• Problem to work on
Omit every picture and return the rest of the data unaltered.

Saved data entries

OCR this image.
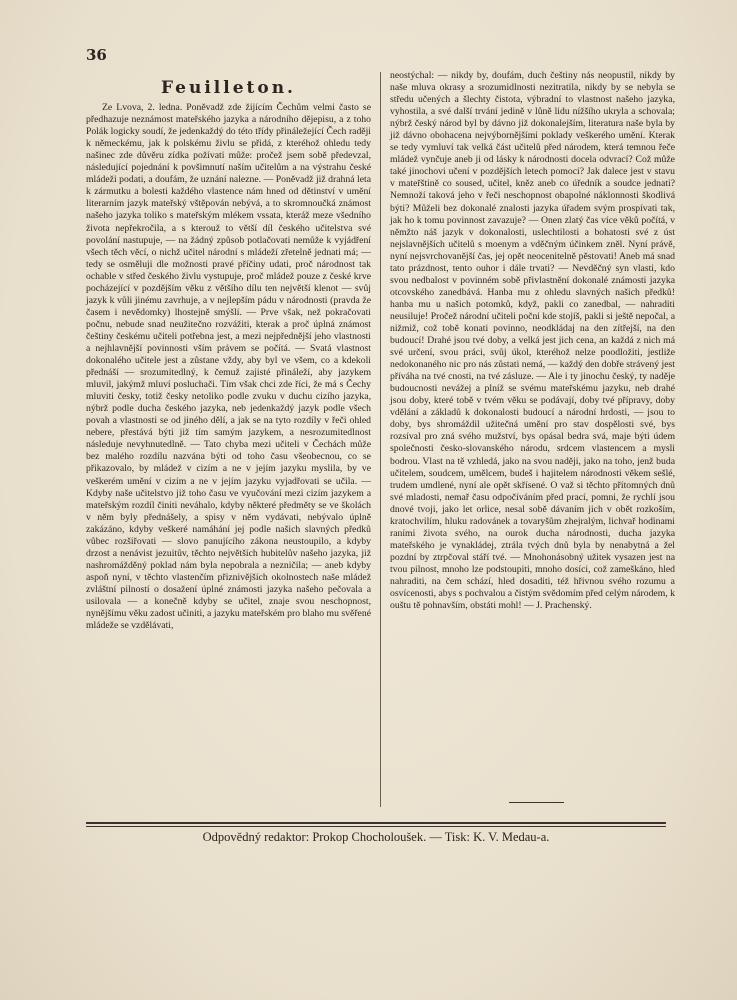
36
Feuilleton.

Ze Lvova, 2. ledna. Poněvadž zde žijícím Čechům velmi často se předhazuje neznámost mateřského jazyka a národního dějepisu, a z toho Polák logicky soudí, že jedenkaždý do této třídy přináležející Čech raději k německému, jak k polskému živlu se přidá, z kteréhož ohledu tedy našinec zde důvěru zídka požívati může: pročež jsem sobě předevzal, následující pojednání k povšimnutí naším učitelům a na výstrahu české mládeži podati, a doufám, že uznání nalezne. — Poněvadž již drahná leta k zármutku a bolesti každého vlastence nám hned od dětinství v umění literarním jazyk mateřský vštěpován nebývá, a to skromnoučká známost našeho jazyka toliko s mateřským mlékem vssata, kteráž meze všedního života nepřekročila, a s kterouž to větší díl českého učitelstva své povolání nastupuje, — na žádný způsob potlačovati nemůže k vyjádření všech těch věcí, o nichž učitel národní s mládeží zřetelně jednati má; — tedy se osměluji dle možnosti pravé příčiny udati, proč národnost tak ochable v střed českého živlu vystupuje, proč mládež pouze z české krve pocházející v pozdějším věku z většího dílu ten největší klenot — svůj jazyk k vůli jinému zavrhuje, a v nejlepším pádu v národnosti (pravda že časem i nevědomky) lhostejně smýšlí. — Prve však, než pokračovati počnu, nebude snad neužitečno rozvážiti, kterak a proč úplná známost češtiny českému učiteli potřebna jest, a mezi nejpřednější jeho vlastnosti a nejhlavnější povinnosti vším právem se počítá. — Svatá vlastnost dokonalého učitele jest a zůstane vždy, aby byl ve všem, co a kdekoli přednáší — srozumitedlný, k čemuž zajisté přináleží, aby jazykem mluvil, jakýmž mluví posluchači. Tím však chci zde říci, že má s Čechy mluviti česky, totiž česky netoliko podle zvuku v duchu cizího jazyka, nýbrž podle ducha českého jazyka, neb jedenkaždý jazyk podle všech povah a vlastnosti se od jiného dělí, a jak se na tyto rozdíly v řeči ohled nebere, přestává býti již tím samým jazykem, a nesrozumitedlnost následuje nevyhnutedlně. — Tato chyba mezi učiteli v Čechách může bez malého rozdílu nazvána býti od toho času všeobecnou, co se přikazovalo, by mládež v cizím a ne v jejím jazyku myslila, by ve veškerém umění v cizím a ne v jejím jazyku vyjadřovati se učila. — Kdyby naše učitelstvo již toho času ve vyučování mezi cizím jazykem a mateřským rozdíl činiti neváhalo, kdyby některé předměty se ve školách v něm byly přednášely, a spisy v něm vydávati, nebývalo úplně zakázáno, kdyby veškeré namáhání jej podle našich slavných předků vůbec rozšiřovati — slovo panujícího zákona neustoupilo, a kdyby drzost a nenávist jezuitův, těchto největších hubitelův našeho jazyka, již nashromážděný poklad nám byla nepobrala a nezničila; — aneb kdyby aspoň nyní, v těchto vlastenčím přiznivějších okolnostech naše mládež zvláštní pilností o dosažení úplné známosti jazyka našeho pečovala a usilovala — a konečně kdyby se učitel, znaje svou neschopnost, nynějšímu věku zadost učiniti, a jazyku mateřském pro blaho mu svěřené mládeže se vzdělávati,

neostýchal: — nikdy by, doufám, duch češtiny nás neopustil, nikdy by naše mluva okrasy a srozumidlnosti nezitratila, nikdy by se nebyla se středu učených a šlechty čistota, výbradní to vlastnost našeho jazyka, vyhostila, a své další trvání jedině v lůně lidu nížšího ukryla a schovala; nýbrž český národ byl by dávno již dokonalejším, literatura naše byla by již dávno obohacena nejvýbornějšími poklady veškerého umění. Kterak se tedy vymluví tak velká část učitelů před národem, která temnou řeče mládež vynčuje aneb ji od lásky k národnosti docela odvrací? Což může také jinochovi učení v pozdějších letech pomoci? Jak dalece jest v stavu v mateřštině co soused, učitel, kněz aneb co úředník a soudce jednati? Nemnoží taková jeho v řeči neschopnost obapolné náklonnosti škodlivá býti? Můželi bez dokonalé znalosti jazyka úřadem svým prospívati tak, jak ho k tomu povinnost zavazuje? — Onen zlatý čas více věků počítá, v němžto náš jazyk v dokonalosti, uslechtilosti a bohatosti své z úst nejslavnějších učitelů s moenym a vděčným účinkem zněl. Nyní právě, nyní nejsvrchovanější čas, jej opět neocenitelně pěstovati! Aneb má snad tato prázdnost, tento ouhor i dále trvati? — Nevděčný syn vlasti, kdo svou nedbalost v povinném sobě přivlastnění dokonalé známosti jazyka otcovského zanedbává. Hanba mu z ohledu slavných našich předků! hanba mu u našich potomků, když, pakli co zanedbal, — nahraditi neusiluje! Pročež národní učiteli počni kde stojíš, pakli si ještě nepočal, a nižmiž, což tobě konati povinno, neodkládaj na den zítřejší, na den budoucí! Drahé jsou tvé doby, a velká jest jich cena, an každá z nich má své určení, svou práci, svůj úkol, kteréhož nelze poodložiti, jestliže nedokonaného nic pro nás zůstati nemá, — každý den dobře strávený jest příváha na tvé cnosti, na tvé zásluze. — Ale i ty jinochu český, ty naděje budoucnosti nevážej a plníž se svému mateřskému jazyku, neb drahé jsou doby, které tobě v tvém věku se podávají, doby tvé přípravy, doby vdělání a základů k dokonalosti budoucí a národní hrdosti, — jsou to doby, bys shromáždil užitečná umění pro stav dospělosti své, bys rozsíval pro zná svého mužství, bys opásal bedra svá, maje býti údem společnosti česko-slovanského národu, srdcem vlastencem a mysli bodrou. Vlast na tě vzhledá, jako na svou naději, jako na toho, jenž buda učitelem, soudcem, umělcem, budeš i hajitelem národnosti věkem sešlé, trudem umdlené, nyní ale opět skřísené. O važ si těchto přítomných dnů své mladosti, nemař času odpočíváním před prací, pomni, že rychlí jsou dnové tvoji, jako let orlice, nesal sobě dávaním jich v obět rozkoším, kratochvilím, hluku radovánek a tovaryšům zhejralým, lichvař hodinami raními života svého, na ourok ducha národnosti, ducha jazyka mateřského je vynakládej, ztrála tvých dnů byla by nenabytná a žel pozdní by ztrpčoval stáří tvé. — Mnohonásobný užitek vysazen jest na tvou pilnost, mnoho lze podstoupiti, mnoho dosíci, což zameškáno, hled nahraditi, na čem schází, hled dosaditi, též hřivnou svého rozumu a osvícenosti, abys s pochvalou a čistým svědomím před celým národem, k ouštu tě pohnavším, obstáti mohl! — J. Prachenský.

Odpovědný redaktor: Prokop Chocholoušek. — Tisk: K. V. Medau-a.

• Solution to this exercise
OCR this image.
36
Feuilleton.

Ze Lvova, 2. ledna. Poněvadž zde žijícím Čechům velmi často se předhazuje neznámost mateřského jazyka a národního dějepisu, a z toho Polák logicky soudí, že jedenkaždý do této třídy přináležející Čech raději k německému, jak k polskému živlu se přidá, z kteréhož ohledu tedy našinec zde důvěru zídka požívati může: pročež jsem sobě předevzal, následující pojednání k povšimnutí naším učitelům a na výstrahu české mládeži podati, a doufám, že uznání nalezne. — Poněvadž již drahná leta k zármutku a bolesti každého vlastence nám hned od dětinství v umění literarním jazyk mateřský vštěpován nebývá, a to skromnoučká známost našeho jazyka toliko s mateřským mlékem vssata, kteráž meze všedního života nepřekročila, a s kterouž to větší díl českého učitelstva své povolání nastupuje, — na žádný způsob potlačovati nemůže k vyjádření všech těch věcí, o nichž učitel národní s mládeží zřetelně jednati má; — tedy se osměluji dle možnosti pravé příčiny udati, proč národnost tak ochable v střed českého živlu vystupuje, proč mládež pouze z české krve pocházející v pozdějším věku z většího dílu ten největší klenot — svůj jazyk k vůli jinému zavrhuje, a v nejlepším pádu v národnosti (pravda že časem i nevědomky) lhostejně smýšlí. — Prve však, než pokračovati počnu, nebude snad neužitečno rozvážiti, kterak a proč úplná známost češtiny českému učiteli potřebna jest, a mezi nejpřednější jeho vlastnosti a nejhlavnější povinnosti vším právem se počítá. — Svatá vlastnost dokonalého učitele jest a zůstane vždy, aby byl ve všem, co a kdekoli přednáší — srozumitedlný, k čemuž zajisté přináleží, aby jazykem mluvil, jakýmž mluví posluchači. Tím však chci zde říci, že má s Čechy mluviti česky, totiž česky netoliko podle zvuku v duchu cizího jazyka, nýbrž podle ducha českého jazyka, neb jedenkaždý jazyk podle všech povah a vlastnosti se od jiného dělí, a jak se na tyto rozdíly v řeči ohled nebere, přestává býti již tím samým jazykem, a nesrozumitedlnost následuje nevyhnutedlně. — Tato chyba mezi učiteli v Čechách může bez malého rozdílu nazvána býti od toho času všeobecnou, co se přikazovalo, by mládež v cizím a ne v jejím jazyku myslila, by ve veškerém umění v cizím a ne v jejím jazyku vyjadřovati se učila. — Kdyby naše učitelstvo již toho času ve vyučování mezi cizím jazykem a mateřským rozdíl činiti neváhalo, kdyby některé předměty se ve školách v něm byly přednášely, a spisy v něm vydávati, nebývalo úplně zakázáno, kdyby veškeré namáhání jej podle našich slavných předků vůbec rozšiřovati — slovo panujícího zákona neustoupilo, a kdyby drzost a nenávist jezuitův, těchto největších hubitelův našeho jazyka, již nashromážděný poklad nám byla nepobrala a nezničila; — aneb kdyby aspoň nyní, v těchto vlastenčím přiznivějších okolnostech naše mládež zvláštní pilností o dosažení úplné známosti jazyka našeho pečovala a usilovala — a konečně kdyby se učitel, znaje svou neschopnost, nynějšímu věku zadost učiniti, a jazyku mateřském pro blaho mu svěřené mládeže se vzdělávati,

neostýchal: — nikdy by, doufám, duch češtiny nás neopustil, nikdy by naše mluva okrasy a srozumidlnosti nezitratila, nikdy by se nebyla se středu učených a šlechty čistota, výbradní to vlastnost našeho jazyka, vyhostila, a své další trvání jedině v lůně lidu nížšího ukryla a schovala; nýbrž český národ byl by dávno již dokonalejším, literatura naše byla by již dávno obohacena nejvýbornějšími poklady veškerého umění. Kterak se tedy vymluví tak velká část učitelů před národem, která temnou řeče mládež vynčuje aneb ji od lásky k národnosti docela odvrací? Což může také jinochovi učení v pozdějších letech pomoci? Jak dalece jest v stavu v mateřštině co soused, učitel, kněz aneb co úředník a soudce jednati? Nemnoží taková jeho v řeči neschopnost obapolné náklonnosti škodlivá býti? Můželi bez dokonalé znalosti jazyka úřadem svým prospívati tak, jak ho k tomu povinnost zavazuje? — Onen zlatý čas více věků počítá, v němžto náš jazyk v dokonalosti, uslechtilosti a bohatosti své z úst nejslavnějších učitelů s moenym a vděčným účinkem zněl. Nyní právě, nyní nejsvrchovanější čas, jej opět neocenitelně pěstovati! Aneb má snad tato prázdnost, tento ouhor i dále trvati? — Nevděčný syn vlasti, kdo svou nedbalost v povinném sobě přivlastnění dokonalé známosti jazyka otcovského zanedbává. Hanba mu z ohledu slavných našich předků! hanba mu u našich potomků, když, pakli co zanedbal, — nahraditi neusiluje! Pročež národní učiteli počni kde stojíš, pakli si ještě nepočal, a nižmiž, což tobě konati povinno, neodkládaj na den zítřejší, na den budoucí! Drahé jsou tvé doby, a velká jest jich cena, an každá z nich má své určení, svou práci, svůj úkol, kteréhož nelze poodložiti, jestliže nedokonaného nic pro nás zůstati nemá, — každý den dobře strávený jest příváha na tvé cnosti, na tvé zásluze. — Ale i ty jinochu český, ty naděje budoucnosti nevážej a plníž se svému mateřskému jazyku, neb drahé jsou doby, které tobě v tvém věku se podávají, doby tvé přípravy, doby vdělání a základů k dokonalosti budoucí a národní hrdosti, — jsou to doby, bys shromáždil užitečná umění pro stav dospělosti své, bys rozsíval pro zná svého mužství, bys opásal bedra svá, maje býti údem společnosti česko-slovanského národu, srdcem vlastencem a mysli bodrou. Vlast na tě vzhledá, jako na svou naději, jako na toho, jenž buda učitelem, soudcem, umělcem, budeš i hajitelem národnosti věkem sešlé, trudem umdlené, nyní ale opět skřísené. O važ si těchto přítomných dnů své mladosti, nemař času odpočíváním před prací, pomni, že rychlí jsou dnové tvoji, jako let orlice, nesal sobě dávaním jich v obět rozkoším, kratochvilím, hluku radovánek a tovaryšům zhejralým, lichvař hodinami raními života svého, na ourok ducha národnosti, ducha jazyka mateřského je vynakládej, ztrála tvých dnů byla by nenabytná a žel pozdní by ztrpčoval stáří tvé. — Mnohonásobný užitek vysazen jest na tvou pilnost, mnoho lze podstoupiti, mnoho dosíci, což zameškáno, hled nahraditi, na čem schází, hled dosaditi, též hřivnou svého rozumu a osvícenosti, abys s pochvalou a čistým svědomím před celým národem, k ouštu tě pohnavším, obstáti mohl! — J. Prachenský.

Odpovědný redaktor: Prokop Chocholoušek. — Tisk: K. V. Medau-a.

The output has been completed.